* _Goal_
Wherever a line holds the word "unpacking", copy that line out.

* _Figure collection entries_
-----

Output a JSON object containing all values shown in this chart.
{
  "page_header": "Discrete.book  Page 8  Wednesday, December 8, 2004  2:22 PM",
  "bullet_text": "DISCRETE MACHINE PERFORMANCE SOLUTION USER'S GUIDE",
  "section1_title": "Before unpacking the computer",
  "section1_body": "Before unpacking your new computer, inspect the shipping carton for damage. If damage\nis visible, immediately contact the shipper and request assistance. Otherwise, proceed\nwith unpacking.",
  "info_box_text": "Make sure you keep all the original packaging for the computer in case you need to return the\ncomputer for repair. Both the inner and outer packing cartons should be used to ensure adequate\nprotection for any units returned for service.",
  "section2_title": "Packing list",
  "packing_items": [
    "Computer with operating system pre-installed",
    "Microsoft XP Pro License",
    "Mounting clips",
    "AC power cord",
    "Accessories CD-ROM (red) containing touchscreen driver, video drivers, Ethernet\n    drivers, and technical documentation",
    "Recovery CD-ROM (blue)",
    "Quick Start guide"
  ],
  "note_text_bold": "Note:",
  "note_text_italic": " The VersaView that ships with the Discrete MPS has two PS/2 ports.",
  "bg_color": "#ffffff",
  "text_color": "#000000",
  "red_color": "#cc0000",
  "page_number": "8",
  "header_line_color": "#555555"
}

-----

* _Task answer_
  "section1_title": "Before unpacking the computer",
  "section1_body": "Before unpacking your new computer, inspect the shipping carton for damage. If damage\nis visible, immediately contact the shipper and request assistance. Otherwise, proceed\nwith unpacking.",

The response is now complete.